**** TEXTE FOURNI ****
Wounds - Ruin

Chronique CD album (38:06)

chronique Wounds - Ruin

Bien souvent, les artistes utilisent patronyme et titres d'albums comme une vitrine, un avant-goût de leurs intentions, de leur univers. Typiquement, avec Prostitute Disfigurement ou Carpathian Forest, on sait où l'on va, et quelle sera la déco' une fois arrivé à destination. Toutefois, avec les Chicagoans invités aujourd'hui en nos colonnes, l'approche est différente, plus immersive, plus tournée vers nous que vers eux. En effet, c'est ce qu'il reste de l'auditeur ayant enduré les trente-huit minutes de son premier opus que Wounds semble vouloir décrire quand il évoque « Ruine » et « Blessures ». Car, nom de nom, l'écoute de ce bruyant acte de naissance n'est pas de tout repos ! L'oreille s'y pose comme sur un matelas d'échardes dans sa housse d'orties, sans beaucoup d'occasions de s'y reposer sereinement.
**** DONNÉES EXTRAITES ****
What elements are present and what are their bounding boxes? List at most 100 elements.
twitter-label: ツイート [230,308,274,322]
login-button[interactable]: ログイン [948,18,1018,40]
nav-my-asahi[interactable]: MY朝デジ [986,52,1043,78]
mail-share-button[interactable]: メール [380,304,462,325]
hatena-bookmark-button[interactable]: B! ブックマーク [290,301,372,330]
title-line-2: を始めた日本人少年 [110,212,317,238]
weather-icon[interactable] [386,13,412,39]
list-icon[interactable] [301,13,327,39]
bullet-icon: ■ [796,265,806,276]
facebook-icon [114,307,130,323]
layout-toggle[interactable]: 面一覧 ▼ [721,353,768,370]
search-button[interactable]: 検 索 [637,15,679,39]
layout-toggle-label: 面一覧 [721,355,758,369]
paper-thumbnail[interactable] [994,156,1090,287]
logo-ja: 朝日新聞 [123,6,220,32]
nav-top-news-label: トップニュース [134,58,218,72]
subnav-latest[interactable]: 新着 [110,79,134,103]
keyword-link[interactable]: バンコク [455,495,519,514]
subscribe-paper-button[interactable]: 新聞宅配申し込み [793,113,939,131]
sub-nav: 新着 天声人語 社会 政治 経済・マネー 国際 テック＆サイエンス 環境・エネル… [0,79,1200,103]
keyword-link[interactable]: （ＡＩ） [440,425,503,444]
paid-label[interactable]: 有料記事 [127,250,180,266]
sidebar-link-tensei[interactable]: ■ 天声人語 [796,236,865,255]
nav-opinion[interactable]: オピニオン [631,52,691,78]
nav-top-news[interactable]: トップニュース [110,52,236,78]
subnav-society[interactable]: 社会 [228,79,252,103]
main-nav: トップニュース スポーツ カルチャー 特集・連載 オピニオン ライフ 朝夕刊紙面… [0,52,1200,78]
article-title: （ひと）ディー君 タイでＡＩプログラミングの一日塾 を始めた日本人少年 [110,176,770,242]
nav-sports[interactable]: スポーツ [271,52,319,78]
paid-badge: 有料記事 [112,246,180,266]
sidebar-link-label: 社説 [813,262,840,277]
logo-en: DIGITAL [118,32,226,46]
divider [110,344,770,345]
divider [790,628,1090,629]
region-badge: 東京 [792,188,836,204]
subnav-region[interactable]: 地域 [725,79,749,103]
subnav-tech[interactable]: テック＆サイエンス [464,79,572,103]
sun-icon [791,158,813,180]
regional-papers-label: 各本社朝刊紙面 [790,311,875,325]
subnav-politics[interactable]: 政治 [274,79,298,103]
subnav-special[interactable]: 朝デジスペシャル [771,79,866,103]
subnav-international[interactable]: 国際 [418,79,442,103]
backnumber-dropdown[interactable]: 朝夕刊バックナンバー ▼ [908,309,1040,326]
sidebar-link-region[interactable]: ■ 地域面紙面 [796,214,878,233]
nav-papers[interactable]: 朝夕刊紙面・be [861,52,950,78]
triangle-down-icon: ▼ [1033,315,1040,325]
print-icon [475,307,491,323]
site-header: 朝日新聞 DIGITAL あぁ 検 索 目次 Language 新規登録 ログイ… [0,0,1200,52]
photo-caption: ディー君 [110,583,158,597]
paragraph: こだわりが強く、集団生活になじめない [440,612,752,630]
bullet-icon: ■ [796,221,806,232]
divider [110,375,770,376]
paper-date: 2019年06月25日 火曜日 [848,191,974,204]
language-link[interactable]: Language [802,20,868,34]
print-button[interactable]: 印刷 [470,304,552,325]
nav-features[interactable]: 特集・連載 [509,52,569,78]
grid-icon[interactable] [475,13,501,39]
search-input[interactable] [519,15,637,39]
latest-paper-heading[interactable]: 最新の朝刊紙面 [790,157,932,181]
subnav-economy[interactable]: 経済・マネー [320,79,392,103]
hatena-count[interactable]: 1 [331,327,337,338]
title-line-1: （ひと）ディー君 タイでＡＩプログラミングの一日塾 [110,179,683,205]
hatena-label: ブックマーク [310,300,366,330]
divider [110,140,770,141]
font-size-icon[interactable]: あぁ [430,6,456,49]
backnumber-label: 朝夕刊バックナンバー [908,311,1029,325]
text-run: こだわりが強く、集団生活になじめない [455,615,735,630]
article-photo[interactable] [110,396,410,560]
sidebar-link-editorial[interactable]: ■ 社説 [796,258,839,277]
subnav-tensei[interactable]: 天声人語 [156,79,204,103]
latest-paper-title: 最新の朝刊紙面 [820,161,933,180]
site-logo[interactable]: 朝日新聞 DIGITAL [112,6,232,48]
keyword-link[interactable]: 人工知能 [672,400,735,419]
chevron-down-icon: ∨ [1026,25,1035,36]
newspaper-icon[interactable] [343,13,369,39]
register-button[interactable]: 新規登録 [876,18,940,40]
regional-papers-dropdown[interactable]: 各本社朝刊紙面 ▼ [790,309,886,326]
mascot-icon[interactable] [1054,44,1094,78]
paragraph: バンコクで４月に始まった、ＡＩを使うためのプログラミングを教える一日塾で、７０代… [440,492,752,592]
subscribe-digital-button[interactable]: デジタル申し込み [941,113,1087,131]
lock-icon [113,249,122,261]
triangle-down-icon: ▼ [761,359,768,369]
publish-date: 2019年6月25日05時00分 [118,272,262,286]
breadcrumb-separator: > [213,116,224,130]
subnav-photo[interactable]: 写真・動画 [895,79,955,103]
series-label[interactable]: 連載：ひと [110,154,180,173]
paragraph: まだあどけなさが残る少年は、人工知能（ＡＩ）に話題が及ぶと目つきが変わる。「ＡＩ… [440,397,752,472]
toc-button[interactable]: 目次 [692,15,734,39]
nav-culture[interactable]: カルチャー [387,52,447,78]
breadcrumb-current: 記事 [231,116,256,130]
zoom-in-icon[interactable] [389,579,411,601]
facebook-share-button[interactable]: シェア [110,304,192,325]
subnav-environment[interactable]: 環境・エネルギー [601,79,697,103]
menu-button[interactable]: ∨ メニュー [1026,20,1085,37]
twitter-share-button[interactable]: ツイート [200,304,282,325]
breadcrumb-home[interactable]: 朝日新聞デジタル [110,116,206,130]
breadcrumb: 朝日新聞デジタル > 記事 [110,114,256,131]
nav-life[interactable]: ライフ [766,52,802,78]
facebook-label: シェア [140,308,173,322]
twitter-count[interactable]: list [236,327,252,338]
****
**CONSIGNES**
1) Selon la chronique de l'album Ruin, combien de minutes dure le premier opus de Wounds ?
2) Recopiez à l'identique le passage de la chronique de l'album Ruin qui s'ouvre sur les mots contenant « Chronique CD album » et se clôt sur « s'y reposer sereinement. ».

**RÉSULTATS PAR TÂCHE**
1) Il dure trente-huit minutes.

2)
Chronique CD album (38:06)

chronique Wounds - Ruin

Bien souvent, les artistes utilisent patronyme et titres d'albums comme une vitrine, un avant-goût de leurs intentions, de leur univers. Typiquement, avec Prostitute Disfigurement ou Carpathian Forest, on sait où l'on va, et quelle sera la déco' une fois arrivé à destination. Toutefois, avec les Chicagoans invités aujourd'hui en nos colonnes, l'approche est différente, plus immersive, plus tournée vers nous que vers eux. En effet, c'est ce qu'il reste de l'auditeur ayant enduré les trente-huit minutes de son premier opus que Wounds semble vouloir décrire quand il évoque « Ruine » et « Blessures ». Car, nom de nom, l'écoute de ce bruyant acte de naissance n'est pas de tout repos ! L'oreille s'y pose comme sur un matelas d'échardes dans sa housse d'orties, sans beaucoup d'occasions de s'y reposer sereinement.